Problem to solve
Output all the material that follows, exactly as given.

━━━━━ Input records

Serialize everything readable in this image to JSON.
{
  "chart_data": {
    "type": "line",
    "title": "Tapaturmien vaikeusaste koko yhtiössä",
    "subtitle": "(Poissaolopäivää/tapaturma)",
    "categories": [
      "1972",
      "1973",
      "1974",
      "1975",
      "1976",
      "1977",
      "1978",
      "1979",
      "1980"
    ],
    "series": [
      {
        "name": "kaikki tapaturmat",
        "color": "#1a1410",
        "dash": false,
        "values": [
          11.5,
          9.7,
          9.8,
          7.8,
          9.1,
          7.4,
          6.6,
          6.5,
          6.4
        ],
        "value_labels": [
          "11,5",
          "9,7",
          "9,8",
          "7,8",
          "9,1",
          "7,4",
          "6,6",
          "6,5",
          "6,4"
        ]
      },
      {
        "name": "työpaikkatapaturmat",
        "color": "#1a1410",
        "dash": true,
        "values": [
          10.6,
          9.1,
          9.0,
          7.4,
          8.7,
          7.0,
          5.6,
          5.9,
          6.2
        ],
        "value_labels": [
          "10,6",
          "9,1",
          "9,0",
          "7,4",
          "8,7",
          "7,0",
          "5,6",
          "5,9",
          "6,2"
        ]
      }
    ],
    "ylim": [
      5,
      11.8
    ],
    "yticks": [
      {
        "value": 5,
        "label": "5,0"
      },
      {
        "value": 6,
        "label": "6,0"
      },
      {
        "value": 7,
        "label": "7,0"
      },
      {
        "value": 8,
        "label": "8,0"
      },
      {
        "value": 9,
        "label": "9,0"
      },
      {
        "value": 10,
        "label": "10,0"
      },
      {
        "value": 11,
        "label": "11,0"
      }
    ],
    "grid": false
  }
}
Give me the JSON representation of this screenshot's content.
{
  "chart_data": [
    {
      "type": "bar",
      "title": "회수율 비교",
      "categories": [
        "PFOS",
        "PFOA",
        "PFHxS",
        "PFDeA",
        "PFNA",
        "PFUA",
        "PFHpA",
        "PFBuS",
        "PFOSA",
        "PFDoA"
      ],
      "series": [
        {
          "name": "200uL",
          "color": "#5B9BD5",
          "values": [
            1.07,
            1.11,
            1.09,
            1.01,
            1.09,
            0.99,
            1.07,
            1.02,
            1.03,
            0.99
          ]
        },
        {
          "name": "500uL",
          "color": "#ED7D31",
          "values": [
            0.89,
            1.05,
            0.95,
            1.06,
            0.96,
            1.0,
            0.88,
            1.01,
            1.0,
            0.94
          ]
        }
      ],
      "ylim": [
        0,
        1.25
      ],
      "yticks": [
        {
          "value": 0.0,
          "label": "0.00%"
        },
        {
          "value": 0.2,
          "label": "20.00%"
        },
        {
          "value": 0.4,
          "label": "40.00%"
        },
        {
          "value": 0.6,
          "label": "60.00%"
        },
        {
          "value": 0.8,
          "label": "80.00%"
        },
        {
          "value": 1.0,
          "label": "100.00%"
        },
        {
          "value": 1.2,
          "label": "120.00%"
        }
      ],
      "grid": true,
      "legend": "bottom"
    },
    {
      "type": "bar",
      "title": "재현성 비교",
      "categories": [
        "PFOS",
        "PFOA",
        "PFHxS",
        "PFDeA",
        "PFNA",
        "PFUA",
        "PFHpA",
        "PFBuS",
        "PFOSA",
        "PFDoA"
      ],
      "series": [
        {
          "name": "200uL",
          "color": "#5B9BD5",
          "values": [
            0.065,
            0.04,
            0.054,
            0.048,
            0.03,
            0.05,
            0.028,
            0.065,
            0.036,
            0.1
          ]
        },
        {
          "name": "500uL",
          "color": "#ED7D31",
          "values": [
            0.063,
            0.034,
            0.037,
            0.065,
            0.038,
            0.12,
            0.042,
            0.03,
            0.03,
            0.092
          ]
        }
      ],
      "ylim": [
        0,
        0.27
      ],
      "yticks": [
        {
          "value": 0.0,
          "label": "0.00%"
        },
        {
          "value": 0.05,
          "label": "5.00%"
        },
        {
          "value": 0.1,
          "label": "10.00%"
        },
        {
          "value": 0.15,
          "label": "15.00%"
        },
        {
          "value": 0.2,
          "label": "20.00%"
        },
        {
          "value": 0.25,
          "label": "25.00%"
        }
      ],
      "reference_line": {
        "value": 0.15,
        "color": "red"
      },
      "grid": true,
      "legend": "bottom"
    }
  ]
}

━━━━━━━━━━

Solution below
Serialize everything readable in this image to JSON.
{
  "chart_data": {
    "type": "line",
    "title": "Tapaturmien vaikeusaste koko yhtiössä",
    "subtitle": "(Poissaolopäivää/tapaturma)",
    "categories": [
      "1972",
      "1973",
      "1974",
      "1975",
      "1976",
      "1977",
      "1978",
      "1979",
      "1980"
    ],
    "series": [
      {
        "name": "kaikki tapaturmat",
        "color": "#1a1410",
        "dash": false,
        "values": [
          11.5,
          9.7,
          9.8,
          7.8,
          9.1,
          7.4,
          6.6,
          6.5,
          6.4
        ],
        "value_labels": [
          "11,5",
          "9,7",
          "9,8",
          "7,8",
          "9,1",
          "7,4",
          "6,6",
          "6,5",
          "6,4"
        ]
      },
      {
        "name": "työpaikkatapaturmat",
        "color": "#1a1410",
        "dash": true,
        "values": [
          10.6,
          9.1,
          9.0,
          7.4,
          8.7,
          7.0,
          5.6,
          5.9,
          6.2
        ],
        "value_labels": [
          "10,6",
          "9,1",
          "9,0",
          "7,4",
          "8,7",
          "7,0",
          "5,6",
          "5,9",
          "6,2"
        ]
      }
    ],
    "ylim": [
      5,
      11.8
    ],
    "yticks": [
      {
        "value": 5,
        "label": "5,0"
      },
      {
        "value": 6,
        "label": "6,0"
      },
      {
        "value": 7,
        "label": "7,0"
      },
      {
        "value": 8,
        "label": "8,0"
      },
      {
        "value": 9,
        "label": "9,0"
      },
      {
        "value": 10,
        "label": "10,0"
      },
      {
        "value": 11,
        "label": "11,0"
      }
    ],
    "grid": false
  }
}
Give me the JSON representation of this screenshot's content.
{
  "chart_data": [
    {
      "type": "bar",
      "title": "회수율 비교",
      "categories": [
        "PFOS",
        "PFOA",
        "PFHxS",
        "PFDeA",
        "PFNA",
        "PFUA",
        "PFHpA",
        "PFBuS",
        "PFOSA",
        "PFDoA"
      ],
      "series": [
        {
          "name": "200uL",
          "color": "#5B9BD5",
          "values": [
            1.07,
            1.11,
            1.09,
            1.01,
            1.09,
            0.99,
            1.07,
            1.02,
            1.03,
            0.99
          ]
        },
        {
          "name": "500uL",
          "color": "#ED7D31",
          "values": [
            0.89,
            1.05,
            0.95,
            1.06,
            0.96,
            1.0,
            0.88,
            1.01,
            1.0,
            0.94
          ]
        }
      ],
      "ylim": [
        0,
        1.25
      ],
      "yticks": [
        {
          "value": 0.0,
          "label": "0.00%"
        },
        {
          "value": 0.2,
          "label": "20.00%"
        },
        {
          "value": 0.4,
          "label": "40.00%"
        },
        {
          "value": 0.6,
          "label": "60.00%"
        },
        {
          "value": 0.8,
          "label": "80.00%"
        },
        {
          "value": 1.0,
          "label": "100.00%"
        },
        {
          "value": 1.2,
          "label": "120.00%"
        }
      ],
      "grid": true,
      "legend": "bottom"
    },
    {
      "type": "bar",
      "title": "재현성 비교",
      "categories": [
        "PFOS",
        "PFOA",
        "PFHxS",
        "PFDeA",
        "PFNA",
        "PFUA",
        "PFHpA",
        "PFBuS",
        "PFOSA",
        "PFDoA"
      ],
      "series": [
        {
          "name": "200uL",
          "color": "#5B9BD5",
          "values": [
            0.065,
            0.04,
            0.054,
            0.048,
            0.03,
            0.05,
            0.028,
            0.065,
            0.036,
            0.1
          ]
        },
        {
          "name": "500uL",
          "color": "#ED7D31",
          "values": [
            0.063,
            0.034,
            0.037,
            0.065,
            0.038,
            0.12,
            0.042,
            0.03,
            0.03,
            0.092
          ]
        }
      ],
      "ylim": [
        0,
        0.27
      ],
      "yticks": [
        {
          "value": 0.0,
          "label": "0.00%"
        },
        {
          "value": 0.05,
          "label": "5.00%"
        },
        {
          "value": 0.1,
          "label": "10.00%"
        },
        {
          "value": 0.15,
          "label": "15.00%"
        },
        {
          "value": 0.2,
          "label": "20.00%"
        },
        {
          "value": 0.25,
          "label": "25.00%"
        }
      ],
      "reference_line": {
        "value": 0.15,
        "color": "red"
      },
      "grid": true,
      "legend": "bottom"
    }
  ]
}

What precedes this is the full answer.